(Page layout parsing data):
__________

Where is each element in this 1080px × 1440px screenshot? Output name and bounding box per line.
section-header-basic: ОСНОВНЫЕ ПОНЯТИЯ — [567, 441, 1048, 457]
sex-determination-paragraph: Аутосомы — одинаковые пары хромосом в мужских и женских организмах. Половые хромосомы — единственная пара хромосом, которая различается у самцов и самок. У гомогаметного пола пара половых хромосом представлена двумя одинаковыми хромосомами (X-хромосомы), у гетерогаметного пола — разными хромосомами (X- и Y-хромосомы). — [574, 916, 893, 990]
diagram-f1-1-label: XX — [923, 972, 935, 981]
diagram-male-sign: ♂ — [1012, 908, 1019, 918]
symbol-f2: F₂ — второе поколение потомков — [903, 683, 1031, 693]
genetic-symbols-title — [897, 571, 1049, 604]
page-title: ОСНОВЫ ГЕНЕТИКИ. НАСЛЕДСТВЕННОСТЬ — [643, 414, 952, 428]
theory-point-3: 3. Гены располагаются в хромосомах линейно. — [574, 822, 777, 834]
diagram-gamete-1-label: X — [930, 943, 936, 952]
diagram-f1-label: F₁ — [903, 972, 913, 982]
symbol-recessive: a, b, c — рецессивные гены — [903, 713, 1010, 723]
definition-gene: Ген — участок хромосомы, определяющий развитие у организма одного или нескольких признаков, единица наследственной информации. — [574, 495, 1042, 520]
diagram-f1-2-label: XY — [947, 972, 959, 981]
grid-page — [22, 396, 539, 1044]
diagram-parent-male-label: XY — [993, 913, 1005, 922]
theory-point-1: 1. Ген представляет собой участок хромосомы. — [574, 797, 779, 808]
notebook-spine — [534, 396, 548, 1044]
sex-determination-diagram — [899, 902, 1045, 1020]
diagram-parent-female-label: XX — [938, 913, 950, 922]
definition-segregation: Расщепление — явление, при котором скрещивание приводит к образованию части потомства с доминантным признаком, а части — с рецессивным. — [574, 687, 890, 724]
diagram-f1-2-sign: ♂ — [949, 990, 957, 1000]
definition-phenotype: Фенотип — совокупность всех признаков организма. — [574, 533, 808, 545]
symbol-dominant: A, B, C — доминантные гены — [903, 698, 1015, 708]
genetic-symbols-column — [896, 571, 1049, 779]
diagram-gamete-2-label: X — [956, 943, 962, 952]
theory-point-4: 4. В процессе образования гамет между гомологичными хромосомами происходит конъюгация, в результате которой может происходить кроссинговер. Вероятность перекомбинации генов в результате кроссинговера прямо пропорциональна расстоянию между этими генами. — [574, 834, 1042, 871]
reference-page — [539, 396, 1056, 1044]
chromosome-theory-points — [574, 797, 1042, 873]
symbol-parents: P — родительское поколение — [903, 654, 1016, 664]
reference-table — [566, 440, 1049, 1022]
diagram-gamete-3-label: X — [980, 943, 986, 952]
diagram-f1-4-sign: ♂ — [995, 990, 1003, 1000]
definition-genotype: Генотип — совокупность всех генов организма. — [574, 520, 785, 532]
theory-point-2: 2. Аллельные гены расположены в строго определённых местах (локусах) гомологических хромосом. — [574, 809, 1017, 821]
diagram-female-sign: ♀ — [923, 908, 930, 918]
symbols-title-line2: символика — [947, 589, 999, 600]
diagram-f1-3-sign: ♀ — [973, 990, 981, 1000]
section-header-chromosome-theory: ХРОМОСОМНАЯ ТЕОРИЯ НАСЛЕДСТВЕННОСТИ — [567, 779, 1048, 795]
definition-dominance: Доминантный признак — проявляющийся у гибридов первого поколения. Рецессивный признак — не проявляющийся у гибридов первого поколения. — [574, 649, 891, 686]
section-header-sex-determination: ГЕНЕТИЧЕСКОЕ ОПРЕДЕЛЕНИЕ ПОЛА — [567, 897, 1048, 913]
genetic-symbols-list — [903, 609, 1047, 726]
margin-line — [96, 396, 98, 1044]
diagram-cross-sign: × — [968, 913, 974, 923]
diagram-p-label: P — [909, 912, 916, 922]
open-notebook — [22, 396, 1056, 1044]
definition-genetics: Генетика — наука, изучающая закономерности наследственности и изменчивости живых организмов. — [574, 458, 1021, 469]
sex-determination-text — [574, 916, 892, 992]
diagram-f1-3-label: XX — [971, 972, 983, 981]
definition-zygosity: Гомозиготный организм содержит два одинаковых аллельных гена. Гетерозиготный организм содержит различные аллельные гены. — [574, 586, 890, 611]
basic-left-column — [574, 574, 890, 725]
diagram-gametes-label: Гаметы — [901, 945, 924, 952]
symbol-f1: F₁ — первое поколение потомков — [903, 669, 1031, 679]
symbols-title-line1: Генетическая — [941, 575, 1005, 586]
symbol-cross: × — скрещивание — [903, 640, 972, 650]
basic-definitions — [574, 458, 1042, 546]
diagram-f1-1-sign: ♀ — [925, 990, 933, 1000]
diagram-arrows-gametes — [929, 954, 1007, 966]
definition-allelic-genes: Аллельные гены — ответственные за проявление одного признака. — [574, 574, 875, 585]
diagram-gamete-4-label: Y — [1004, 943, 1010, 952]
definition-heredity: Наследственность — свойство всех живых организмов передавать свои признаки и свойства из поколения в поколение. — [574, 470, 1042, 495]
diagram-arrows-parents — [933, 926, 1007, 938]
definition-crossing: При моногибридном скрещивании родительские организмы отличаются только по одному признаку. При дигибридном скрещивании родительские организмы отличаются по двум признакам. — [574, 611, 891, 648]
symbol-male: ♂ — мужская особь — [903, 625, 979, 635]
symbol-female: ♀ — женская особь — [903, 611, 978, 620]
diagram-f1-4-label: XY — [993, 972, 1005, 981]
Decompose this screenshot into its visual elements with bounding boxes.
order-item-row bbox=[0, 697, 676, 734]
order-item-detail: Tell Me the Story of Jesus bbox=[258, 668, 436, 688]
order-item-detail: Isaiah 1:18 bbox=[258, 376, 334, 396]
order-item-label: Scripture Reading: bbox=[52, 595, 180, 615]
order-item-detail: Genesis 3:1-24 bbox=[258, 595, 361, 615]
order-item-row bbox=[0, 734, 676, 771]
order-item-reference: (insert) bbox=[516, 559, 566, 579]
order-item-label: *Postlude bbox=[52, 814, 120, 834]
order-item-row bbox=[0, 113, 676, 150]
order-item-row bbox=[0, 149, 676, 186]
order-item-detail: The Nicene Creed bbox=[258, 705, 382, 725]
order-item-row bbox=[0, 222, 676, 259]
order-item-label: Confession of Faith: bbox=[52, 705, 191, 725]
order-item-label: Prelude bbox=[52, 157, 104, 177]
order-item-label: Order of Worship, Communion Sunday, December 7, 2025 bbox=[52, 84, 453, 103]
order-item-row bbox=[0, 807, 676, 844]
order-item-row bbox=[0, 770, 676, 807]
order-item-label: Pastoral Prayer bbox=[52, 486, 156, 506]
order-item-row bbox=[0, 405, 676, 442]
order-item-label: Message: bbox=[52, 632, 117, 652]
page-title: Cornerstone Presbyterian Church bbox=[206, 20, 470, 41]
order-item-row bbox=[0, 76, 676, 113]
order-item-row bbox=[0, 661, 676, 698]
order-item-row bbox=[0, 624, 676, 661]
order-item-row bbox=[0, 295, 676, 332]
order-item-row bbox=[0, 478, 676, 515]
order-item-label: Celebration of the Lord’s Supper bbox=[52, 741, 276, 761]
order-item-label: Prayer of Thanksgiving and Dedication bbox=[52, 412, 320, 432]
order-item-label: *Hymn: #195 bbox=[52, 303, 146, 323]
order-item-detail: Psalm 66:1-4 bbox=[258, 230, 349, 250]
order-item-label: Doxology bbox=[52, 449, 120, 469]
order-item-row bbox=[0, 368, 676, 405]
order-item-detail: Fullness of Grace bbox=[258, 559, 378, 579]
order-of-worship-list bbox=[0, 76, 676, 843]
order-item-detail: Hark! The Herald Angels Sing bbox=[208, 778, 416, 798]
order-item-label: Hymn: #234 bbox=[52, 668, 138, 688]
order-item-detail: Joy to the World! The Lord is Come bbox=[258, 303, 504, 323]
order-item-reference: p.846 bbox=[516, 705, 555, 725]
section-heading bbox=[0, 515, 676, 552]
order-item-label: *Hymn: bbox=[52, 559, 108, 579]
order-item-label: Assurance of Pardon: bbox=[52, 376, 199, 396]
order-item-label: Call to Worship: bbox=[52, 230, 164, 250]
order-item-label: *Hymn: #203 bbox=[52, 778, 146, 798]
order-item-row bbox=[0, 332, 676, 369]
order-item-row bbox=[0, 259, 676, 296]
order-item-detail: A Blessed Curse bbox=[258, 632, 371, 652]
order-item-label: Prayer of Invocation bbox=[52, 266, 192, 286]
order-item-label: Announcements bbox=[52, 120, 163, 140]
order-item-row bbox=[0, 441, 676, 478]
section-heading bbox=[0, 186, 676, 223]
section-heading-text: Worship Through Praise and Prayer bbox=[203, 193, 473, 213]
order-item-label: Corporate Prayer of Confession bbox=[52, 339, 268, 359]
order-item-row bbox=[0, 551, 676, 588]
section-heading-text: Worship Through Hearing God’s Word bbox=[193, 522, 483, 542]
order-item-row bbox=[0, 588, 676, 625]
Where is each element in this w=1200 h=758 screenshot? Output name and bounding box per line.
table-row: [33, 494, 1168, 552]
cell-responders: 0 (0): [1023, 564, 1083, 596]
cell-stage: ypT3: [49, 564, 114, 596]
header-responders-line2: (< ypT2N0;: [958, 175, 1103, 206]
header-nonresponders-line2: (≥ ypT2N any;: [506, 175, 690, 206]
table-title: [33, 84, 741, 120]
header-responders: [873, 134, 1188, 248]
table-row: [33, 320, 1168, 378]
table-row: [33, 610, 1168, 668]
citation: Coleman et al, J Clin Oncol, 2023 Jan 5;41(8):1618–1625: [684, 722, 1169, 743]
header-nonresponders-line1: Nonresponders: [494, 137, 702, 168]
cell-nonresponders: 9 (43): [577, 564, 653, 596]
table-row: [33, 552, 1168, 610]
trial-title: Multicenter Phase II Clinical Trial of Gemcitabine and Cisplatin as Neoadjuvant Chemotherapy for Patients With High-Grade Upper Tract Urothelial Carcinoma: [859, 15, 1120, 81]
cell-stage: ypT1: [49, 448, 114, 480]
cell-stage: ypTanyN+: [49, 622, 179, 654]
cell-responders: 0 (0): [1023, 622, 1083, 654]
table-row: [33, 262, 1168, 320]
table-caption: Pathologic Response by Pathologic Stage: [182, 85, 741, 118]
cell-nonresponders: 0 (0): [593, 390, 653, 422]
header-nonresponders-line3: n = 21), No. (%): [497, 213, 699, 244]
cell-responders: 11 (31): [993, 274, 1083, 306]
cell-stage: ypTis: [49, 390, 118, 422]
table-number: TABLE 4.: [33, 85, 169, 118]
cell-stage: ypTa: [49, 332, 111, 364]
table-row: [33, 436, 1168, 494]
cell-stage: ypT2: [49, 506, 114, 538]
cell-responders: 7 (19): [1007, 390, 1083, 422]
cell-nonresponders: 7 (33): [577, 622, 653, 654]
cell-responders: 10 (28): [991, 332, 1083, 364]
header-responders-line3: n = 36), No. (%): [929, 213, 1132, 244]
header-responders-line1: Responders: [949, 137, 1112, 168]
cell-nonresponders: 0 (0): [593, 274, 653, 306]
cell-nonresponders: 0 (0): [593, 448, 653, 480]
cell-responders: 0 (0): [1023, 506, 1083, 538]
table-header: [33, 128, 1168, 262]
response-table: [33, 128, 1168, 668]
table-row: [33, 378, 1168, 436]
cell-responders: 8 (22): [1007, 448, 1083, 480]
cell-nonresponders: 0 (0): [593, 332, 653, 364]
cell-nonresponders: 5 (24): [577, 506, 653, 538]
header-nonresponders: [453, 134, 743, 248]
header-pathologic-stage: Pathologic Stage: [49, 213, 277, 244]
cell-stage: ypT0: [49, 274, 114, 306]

__________

(Work required): Find every line above where the word "parents" occurs, and copy that line.

(Your response):
symbol-parents: P — родительское поколение — [903, 654, 1016, 664]
diagram-arrows-parents — [933, 926, 1007, 938]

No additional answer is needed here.